§ **本文抜粋**
W杯で惜しくも優勝を逃し、今シーズンを「無冠」で終えたキリアン・エムバペ(レアル・マドリード)。しかし、世界最高峰の栄誉である「バロンドール(Ballon d’Or)」受賞レースにおいては、むしろ彼が最も有利かもしれないという驚きの分析が浮上し、世界中のサッカーファンの関心を集めている。
フランスの有力スポーツ紙「レキップ(L’Équipe)」は21日(現地時間)、読者を対象に実施した2026年バロンドール受賞者予想アンケートの結果を公開した。3万5000人以上が投票に参加した中、エムバペが約32%という圧倒的な支持を集めて堂々の1位を獲得。W杯を制したスペイン代表の主将であり、大会最優秀選手(ゴールデンボール)に輝いたロドリ(マンチェスター・シティ)は16%にとどまり、2位となった。
スペインが2026年FIFA北中米ワールドカップ(W杯)の頂点に立ち、ロドリがゴールデンボールを受賞した経緯を考えると、このアンケート結果は少々意外にも映る。なぜなら、バロンドール選考において最も重視されるファクターの一つが、チームを栄冠に導いた「優勝(タイトル)」だからである。
これほどまでの大差がついた背景には、エムバペが今シーズン見せた「個人パフォーマンス」が、他を圧倒するほど際立っていたという事実がある。
エムバペは今大会、3位決定戦を含む全8試合に出場して10ゴールをマーク。2022年カタール大会に続き、2大会連続となる得点王(ゴールデンブーツ)に輝いた。特筆すべきは、今大会で彼が刻んだW杯通算22ゴールという驚異的な金字塔だ。これにより、リオネル・メッシ(インテル・マイアミ、21ゴール)を追い抜き、W杯歴代最多得点記録の単独首位に躍り出た。まだ20代という若さのエムバペだけに、今回が事実上のラストW杯となったメッシとの差を、今後さらに広げていくことは確実視されている。

さらにエムバペの快進撃はクラブシーンでも止まらない。スペインのラ・リーガで25ゴールを挙げて得点王を獲得しただけでなく、UEFAチャンピオンズリーグ(CL)でも15ゴールを叩き出して得点王のタイトルを奪取。これにより、同一シーズンに「国内リーグ」「チャンピオンズリーグ」「ワールドカップ」の3大大会すべてで得点王に輝くという、サッカー史上初となる「ハットトリック得点王」の偉業を達成したのだ。

§ **やること**
バロンドール予想の記事を、「フランスの有力スポーツ紙「レ」を含む語句から書き始め、「ティ)は16%にとどまり、2位となった。」の後で止めて、一字一句そのまま書き写す。 エントリーはバロンドール予想の記事とは無関係である。

§ **演習データ**
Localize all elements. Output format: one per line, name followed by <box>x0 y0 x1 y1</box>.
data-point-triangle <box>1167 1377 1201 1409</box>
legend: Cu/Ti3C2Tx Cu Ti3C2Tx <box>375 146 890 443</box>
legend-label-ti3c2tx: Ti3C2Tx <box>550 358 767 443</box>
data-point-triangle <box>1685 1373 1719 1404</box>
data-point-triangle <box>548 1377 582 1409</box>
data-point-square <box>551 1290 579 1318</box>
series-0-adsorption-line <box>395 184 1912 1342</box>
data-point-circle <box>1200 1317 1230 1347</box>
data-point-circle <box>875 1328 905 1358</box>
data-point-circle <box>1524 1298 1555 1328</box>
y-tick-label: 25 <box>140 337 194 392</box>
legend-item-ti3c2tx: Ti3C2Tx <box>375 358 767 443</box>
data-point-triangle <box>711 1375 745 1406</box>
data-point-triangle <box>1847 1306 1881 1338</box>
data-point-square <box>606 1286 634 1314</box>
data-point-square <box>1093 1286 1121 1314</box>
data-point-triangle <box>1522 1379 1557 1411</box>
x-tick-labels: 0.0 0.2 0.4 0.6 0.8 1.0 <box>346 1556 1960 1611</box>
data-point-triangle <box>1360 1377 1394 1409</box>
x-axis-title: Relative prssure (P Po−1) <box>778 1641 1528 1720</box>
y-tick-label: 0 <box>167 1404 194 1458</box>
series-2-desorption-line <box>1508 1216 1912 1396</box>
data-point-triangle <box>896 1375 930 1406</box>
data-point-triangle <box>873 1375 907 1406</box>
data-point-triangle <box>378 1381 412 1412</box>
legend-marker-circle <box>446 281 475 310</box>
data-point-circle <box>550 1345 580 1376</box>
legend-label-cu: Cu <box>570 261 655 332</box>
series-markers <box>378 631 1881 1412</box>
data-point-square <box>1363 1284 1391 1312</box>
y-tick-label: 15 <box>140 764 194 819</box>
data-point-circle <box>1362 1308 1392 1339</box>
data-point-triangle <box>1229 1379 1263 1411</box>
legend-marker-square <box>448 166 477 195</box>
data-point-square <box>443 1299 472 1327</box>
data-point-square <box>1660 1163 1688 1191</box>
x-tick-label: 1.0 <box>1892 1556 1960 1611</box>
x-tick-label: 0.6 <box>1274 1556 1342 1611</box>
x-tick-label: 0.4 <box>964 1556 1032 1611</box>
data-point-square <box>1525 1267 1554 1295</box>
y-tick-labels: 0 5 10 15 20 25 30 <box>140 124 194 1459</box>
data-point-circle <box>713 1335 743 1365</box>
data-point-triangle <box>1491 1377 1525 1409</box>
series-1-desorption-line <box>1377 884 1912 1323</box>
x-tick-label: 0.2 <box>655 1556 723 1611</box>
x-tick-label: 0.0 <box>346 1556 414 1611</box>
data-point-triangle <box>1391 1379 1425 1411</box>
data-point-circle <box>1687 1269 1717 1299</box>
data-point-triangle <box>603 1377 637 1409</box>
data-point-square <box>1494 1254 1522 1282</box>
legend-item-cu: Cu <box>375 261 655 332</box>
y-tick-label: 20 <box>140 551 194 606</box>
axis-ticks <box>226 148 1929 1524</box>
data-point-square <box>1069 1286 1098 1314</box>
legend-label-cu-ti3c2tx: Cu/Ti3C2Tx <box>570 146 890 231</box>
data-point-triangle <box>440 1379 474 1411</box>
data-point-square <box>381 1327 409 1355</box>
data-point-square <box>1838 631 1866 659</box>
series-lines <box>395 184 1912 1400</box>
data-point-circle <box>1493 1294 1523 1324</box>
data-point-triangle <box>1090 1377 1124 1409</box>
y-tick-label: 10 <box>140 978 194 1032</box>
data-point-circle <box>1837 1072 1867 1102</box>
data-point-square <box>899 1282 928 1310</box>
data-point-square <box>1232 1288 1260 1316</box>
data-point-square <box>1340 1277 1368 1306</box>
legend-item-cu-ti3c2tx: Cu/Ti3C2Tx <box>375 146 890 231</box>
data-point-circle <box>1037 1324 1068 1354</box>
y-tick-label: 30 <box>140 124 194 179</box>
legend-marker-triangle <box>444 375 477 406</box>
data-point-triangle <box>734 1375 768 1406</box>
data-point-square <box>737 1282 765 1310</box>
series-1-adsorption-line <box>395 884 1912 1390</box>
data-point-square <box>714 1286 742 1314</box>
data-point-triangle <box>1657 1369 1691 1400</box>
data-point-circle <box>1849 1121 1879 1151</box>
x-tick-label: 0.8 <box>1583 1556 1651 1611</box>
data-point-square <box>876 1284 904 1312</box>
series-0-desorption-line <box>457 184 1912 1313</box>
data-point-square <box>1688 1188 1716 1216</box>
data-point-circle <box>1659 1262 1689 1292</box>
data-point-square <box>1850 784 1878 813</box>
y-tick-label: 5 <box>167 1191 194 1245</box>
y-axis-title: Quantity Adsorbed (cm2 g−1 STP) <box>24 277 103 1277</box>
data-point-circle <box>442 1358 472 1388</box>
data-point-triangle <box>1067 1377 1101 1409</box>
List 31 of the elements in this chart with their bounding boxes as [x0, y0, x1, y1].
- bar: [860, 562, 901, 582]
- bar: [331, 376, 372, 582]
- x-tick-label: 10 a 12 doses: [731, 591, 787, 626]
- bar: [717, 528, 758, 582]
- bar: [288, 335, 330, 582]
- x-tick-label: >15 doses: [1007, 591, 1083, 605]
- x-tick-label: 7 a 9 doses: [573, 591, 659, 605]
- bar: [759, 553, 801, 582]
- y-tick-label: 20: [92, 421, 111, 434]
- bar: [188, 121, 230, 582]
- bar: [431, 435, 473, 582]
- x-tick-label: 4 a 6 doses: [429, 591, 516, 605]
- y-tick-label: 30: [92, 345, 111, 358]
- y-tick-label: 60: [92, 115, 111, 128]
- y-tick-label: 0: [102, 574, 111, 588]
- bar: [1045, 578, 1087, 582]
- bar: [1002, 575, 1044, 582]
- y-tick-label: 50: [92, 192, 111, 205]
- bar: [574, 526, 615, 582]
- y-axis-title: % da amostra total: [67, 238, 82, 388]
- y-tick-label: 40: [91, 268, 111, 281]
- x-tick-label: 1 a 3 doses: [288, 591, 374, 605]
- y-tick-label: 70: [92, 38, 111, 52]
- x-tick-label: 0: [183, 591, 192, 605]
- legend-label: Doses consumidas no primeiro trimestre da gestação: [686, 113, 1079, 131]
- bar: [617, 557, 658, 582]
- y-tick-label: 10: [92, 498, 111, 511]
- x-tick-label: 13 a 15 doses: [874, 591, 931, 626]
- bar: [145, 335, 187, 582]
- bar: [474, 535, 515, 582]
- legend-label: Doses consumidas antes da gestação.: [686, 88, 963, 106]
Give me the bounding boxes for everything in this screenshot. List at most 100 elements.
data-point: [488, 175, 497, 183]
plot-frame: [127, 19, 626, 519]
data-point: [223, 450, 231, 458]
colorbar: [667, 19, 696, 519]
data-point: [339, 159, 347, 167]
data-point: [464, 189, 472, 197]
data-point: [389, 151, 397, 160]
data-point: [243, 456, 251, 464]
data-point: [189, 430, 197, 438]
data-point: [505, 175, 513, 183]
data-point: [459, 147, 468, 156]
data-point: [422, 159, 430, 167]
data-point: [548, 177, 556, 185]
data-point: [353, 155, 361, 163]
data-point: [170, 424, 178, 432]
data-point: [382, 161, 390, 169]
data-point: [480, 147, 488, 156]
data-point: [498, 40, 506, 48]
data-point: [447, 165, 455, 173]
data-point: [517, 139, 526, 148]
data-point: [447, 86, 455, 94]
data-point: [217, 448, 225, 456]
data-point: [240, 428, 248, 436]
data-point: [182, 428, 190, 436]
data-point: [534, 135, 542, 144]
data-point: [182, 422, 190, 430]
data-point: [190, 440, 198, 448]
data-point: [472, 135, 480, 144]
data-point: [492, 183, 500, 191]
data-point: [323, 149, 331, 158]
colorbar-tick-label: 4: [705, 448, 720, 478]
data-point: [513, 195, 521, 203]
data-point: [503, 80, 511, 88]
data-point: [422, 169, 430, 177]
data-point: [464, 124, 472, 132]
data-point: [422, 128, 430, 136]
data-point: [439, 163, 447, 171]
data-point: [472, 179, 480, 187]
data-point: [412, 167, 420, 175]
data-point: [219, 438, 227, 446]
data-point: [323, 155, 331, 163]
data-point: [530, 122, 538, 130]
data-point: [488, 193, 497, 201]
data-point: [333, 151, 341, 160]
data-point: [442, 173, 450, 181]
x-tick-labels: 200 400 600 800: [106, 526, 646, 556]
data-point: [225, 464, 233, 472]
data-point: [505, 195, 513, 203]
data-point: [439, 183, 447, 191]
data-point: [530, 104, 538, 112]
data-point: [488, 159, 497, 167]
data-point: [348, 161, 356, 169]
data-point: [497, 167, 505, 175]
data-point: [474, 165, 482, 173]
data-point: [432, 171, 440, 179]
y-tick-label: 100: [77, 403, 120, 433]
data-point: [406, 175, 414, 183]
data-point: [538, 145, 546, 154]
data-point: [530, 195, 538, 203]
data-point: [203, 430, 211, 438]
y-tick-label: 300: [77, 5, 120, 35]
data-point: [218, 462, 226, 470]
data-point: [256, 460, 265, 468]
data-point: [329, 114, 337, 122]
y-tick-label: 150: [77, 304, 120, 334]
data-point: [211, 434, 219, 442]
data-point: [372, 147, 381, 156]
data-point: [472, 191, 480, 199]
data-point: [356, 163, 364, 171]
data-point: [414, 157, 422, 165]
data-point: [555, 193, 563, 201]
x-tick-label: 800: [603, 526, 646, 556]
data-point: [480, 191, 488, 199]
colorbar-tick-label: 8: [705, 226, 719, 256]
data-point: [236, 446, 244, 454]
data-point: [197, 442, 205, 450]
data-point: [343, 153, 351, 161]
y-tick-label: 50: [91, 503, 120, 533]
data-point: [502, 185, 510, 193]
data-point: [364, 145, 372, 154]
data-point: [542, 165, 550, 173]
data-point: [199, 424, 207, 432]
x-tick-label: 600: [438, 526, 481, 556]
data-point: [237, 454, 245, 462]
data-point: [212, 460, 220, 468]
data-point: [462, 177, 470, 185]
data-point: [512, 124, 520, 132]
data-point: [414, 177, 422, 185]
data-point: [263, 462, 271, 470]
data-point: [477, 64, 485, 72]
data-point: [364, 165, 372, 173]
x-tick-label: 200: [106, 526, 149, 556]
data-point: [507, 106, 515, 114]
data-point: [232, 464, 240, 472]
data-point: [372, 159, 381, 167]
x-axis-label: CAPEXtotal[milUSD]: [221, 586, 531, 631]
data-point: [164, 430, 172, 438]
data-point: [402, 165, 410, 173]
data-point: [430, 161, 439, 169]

§ **回答**
フランスの有力スポーツ紙「レキップ(L’Équipe)」は21日(現地時間)、読者を対象に実施した2026年バロンドール受賞者予想アンケートの結果を公開した。3万5000人以上が投票に参加した中、エムバペが約32%という圧倒的な支持を集めて堂々の1位を獲得。W杯を制したスペイン代表の主将であり、大会最優秀選手(ゴールデンボール)に輝いたロドリ(マンチェスター・シティ)は16%にとどまり、2位となった。